(Extracted records)
● ● ●

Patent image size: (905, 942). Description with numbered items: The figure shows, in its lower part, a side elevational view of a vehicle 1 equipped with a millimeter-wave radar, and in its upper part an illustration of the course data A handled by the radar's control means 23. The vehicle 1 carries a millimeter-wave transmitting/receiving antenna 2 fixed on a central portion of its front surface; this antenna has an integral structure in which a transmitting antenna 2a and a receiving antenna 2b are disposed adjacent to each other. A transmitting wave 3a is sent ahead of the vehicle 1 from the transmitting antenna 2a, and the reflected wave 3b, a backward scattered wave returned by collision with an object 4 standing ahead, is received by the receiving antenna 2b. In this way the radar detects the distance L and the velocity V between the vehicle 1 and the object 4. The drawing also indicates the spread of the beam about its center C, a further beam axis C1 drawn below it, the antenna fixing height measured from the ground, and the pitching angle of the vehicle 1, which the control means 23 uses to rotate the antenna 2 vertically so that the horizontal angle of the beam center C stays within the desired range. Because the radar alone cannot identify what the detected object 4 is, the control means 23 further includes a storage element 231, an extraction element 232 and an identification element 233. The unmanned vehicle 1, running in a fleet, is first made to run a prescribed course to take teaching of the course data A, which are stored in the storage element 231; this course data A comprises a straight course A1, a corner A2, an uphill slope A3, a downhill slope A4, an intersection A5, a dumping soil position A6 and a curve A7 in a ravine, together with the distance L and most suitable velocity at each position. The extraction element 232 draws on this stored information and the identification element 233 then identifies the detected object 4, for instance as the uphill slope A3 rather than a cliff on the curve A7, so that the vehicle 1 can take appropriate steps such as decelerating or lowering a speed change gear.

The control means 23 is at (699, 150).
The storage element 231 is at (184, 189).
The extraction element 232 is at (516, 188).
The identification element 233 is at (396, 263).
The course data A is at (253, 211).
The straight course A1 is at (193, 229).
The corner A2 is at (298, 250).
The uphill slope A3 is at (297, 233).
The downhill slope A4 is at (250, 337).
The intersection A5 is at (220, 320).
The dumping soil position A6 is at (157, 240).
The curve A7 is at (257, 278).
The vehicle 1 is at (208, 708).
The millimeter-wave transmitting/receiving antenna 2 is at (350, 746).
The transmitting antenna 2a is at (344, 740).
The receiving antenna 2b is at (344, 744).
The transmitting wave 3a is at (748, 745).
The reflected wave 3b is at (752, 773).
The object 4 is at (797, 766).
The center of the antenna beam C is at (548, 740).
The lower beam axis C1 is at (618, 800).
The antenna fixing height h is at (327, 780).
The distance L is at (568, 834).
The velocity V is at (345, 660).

● ● ●

Written exercise: Show each line of the data above that contains the word "position".

Task result:
Patent image size: (905, 942). Description with numbered items: The figure shows, in its lower part, a side elevational view of a vehicle 1 equipped with a millimeter-wave radar, and in its upper part an illustration of the course data A handled by the radar's control means 23. The vehicle 1 carries a millimeter-wave transmitting/receiving antenna 2 fixed on a central portion of its front surface; this antenna has an integral structure in which a transmitting antenna 2a and a receiving antenna 2b are disposed adjacent to each other. A transmitting wave 3a is sent ahead of the vehicle 1 from the transmitting antenna 2a, and the reflected wave 3b, a backward scattered wave returned by collision with an object 4 standing ahead, is received by the receiving antenna 2b. In this way the radar detects the distance L and the velocity V between the vehicle 1 and the object 4. The drawing also indicates the spread of the beam about its center C, a further beam axis C1 drawn below it, the antenna fixing height measured from the ground, and the pitching angle of the vehicle 1, which the control means 23 uses to rotate the antenna 2 vertically so that the horizontal angle of the beam center C stays within the desired range. Because the radar alone cannot identify what the detected object 4 is, the control means 23 further includes a storage element 231, an extraction element 232 and an identification element 233. The unmanned vehicle 1, running in a fleet, is first made to run a prescribed course to take teaching of the course data A, which are stored in the storage element 231; this course data A comprises a straight course A1, a corner A2, an uphill slope A3, a downhill slope A4, an intersection A5, a dumping soil position A6 and a curve A7 in a ravine, together with the distance L and most suitable velocity at each position. The extraction element 232 draws on this stored information and the identification element 233 then identifies the detected object 4, for instance as the uphill slope A3 rather than a cliff on the curve A7, so that the vehicle 1 can take appropriate steps such as decelerating or lowering a speed change gear.
The dumping soil position A6 is at (157, 240).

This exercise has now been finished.